Gather every line in the records below that contains the word "text".

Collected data
* * * *
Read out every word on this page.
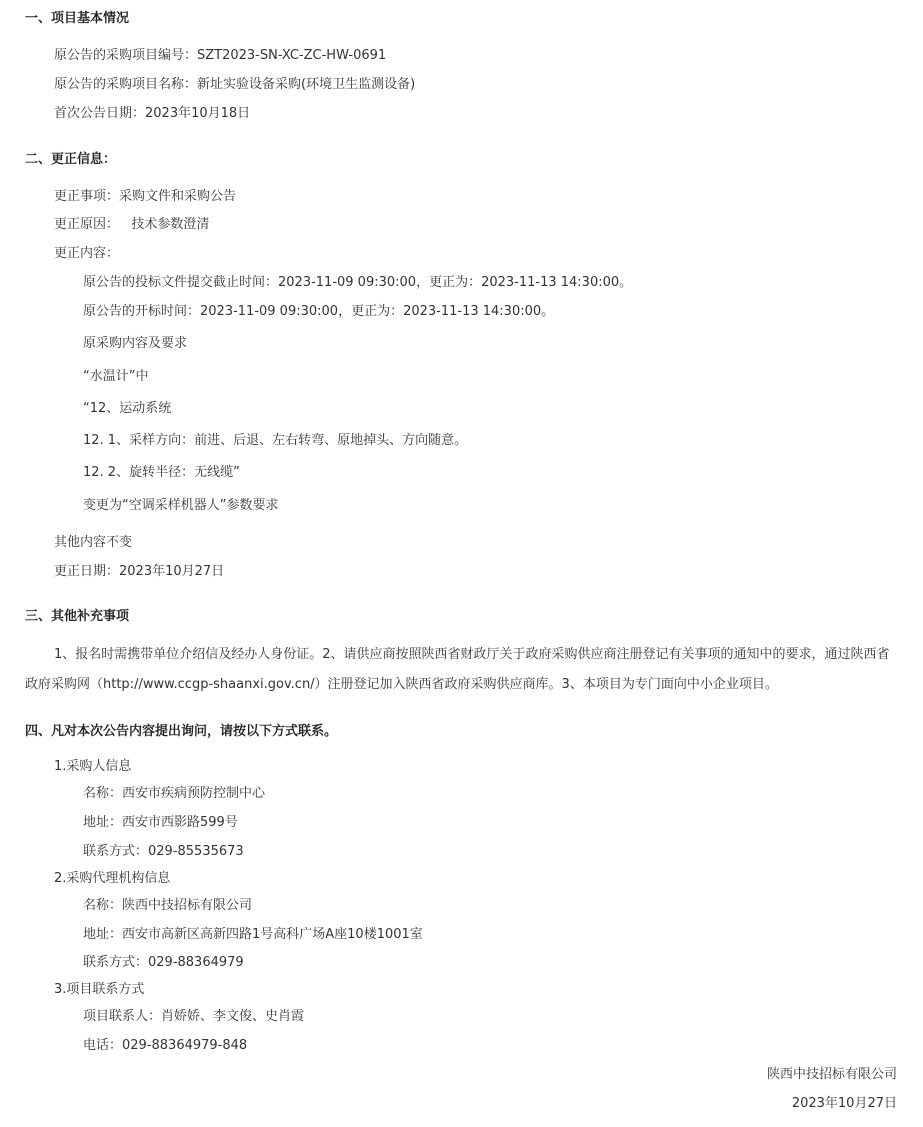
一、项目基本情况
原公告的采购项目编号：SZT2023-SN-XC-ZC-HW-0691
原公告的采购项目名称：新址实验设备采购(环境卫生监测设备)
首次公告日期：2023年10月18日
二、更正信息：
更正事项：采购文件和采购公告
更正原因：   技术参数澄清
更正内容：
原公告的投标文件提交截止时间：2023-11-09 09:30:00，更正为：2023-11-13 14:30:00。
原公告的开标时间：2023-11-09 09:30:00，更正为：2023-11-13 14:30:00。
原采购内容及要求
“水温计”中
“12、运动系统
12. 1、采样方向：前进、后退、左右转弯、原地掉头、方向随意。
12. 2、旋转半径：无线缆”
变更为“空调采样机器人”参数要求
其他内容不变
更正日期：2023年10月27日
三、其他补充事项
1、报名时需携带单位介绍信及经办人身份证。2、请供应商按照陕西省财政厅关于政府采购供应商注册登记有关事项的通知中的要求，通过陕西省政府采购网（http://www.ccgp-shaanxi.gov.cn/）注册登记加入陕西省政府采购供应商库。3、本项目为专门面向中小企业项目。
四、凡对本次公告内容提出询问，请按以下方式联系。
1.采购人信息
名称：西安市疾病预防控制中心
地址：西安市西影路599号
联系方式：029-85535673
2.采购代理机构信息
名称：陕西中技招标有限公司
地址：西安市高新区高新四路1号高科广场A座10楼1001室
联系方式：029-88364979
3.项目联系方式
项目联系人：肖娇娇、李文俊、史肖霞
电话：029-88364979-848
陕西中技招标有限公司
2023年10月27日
* * * *
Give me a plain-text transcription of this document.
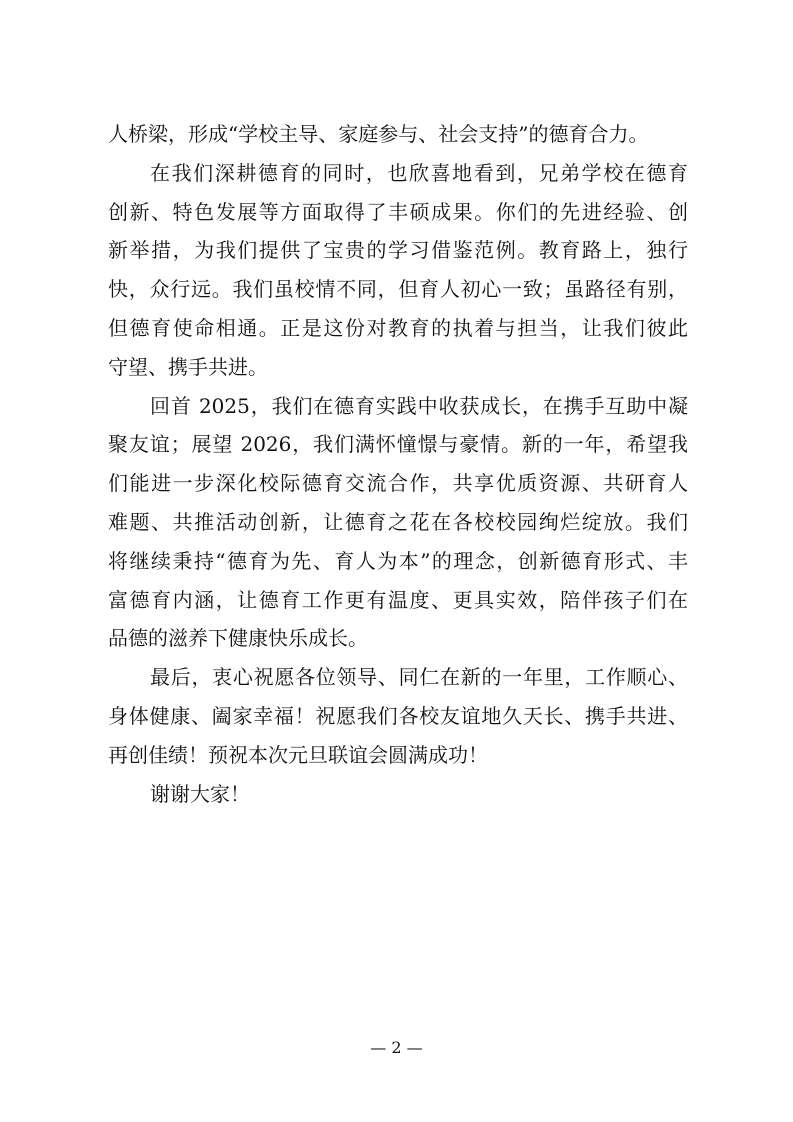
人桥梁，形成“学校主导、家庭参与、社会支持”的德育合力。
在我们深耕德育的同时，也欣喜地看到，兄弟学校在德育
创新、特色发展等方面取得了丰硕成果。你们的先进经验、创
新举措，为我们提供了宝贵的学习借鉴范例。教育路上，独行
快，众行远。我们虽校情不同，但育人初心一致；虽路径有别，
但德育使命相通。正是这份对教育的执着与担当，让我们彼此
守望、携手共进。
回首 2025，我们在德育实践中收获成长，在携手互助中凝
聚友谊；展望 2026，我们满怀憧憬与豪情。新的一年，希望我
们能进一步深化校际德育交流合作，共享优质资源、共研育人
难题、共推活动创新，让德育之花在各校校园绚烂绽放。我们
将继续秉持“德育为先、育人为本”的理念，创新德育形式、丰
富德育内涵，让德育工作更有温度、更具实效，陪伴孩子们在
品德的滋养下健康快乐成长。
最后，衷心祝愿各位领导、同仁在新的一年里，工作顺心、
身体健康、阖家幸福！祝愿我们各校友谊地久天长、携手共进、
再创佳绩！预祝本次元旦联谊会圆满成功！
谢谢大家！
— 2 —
* * * *
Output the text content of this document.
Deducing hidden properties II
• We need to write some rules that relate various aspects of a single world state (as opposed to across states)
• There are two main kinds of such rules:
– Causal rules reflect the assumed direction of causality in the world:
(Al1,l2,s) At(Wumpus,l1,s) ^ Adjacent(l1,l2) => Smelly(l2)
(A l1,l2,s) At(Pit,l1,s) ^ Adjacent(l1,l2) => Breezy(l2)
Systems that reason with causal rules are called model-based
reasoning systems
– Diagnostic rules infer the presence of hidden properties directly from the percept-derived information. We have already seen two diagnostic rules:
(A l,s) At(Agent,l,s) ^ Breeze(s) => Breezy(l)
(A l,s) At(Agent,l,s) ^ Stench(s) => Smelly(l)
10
* * * *
### [Response to the task]
Give me a plain-text transcription of this document.
Output the text content of this document.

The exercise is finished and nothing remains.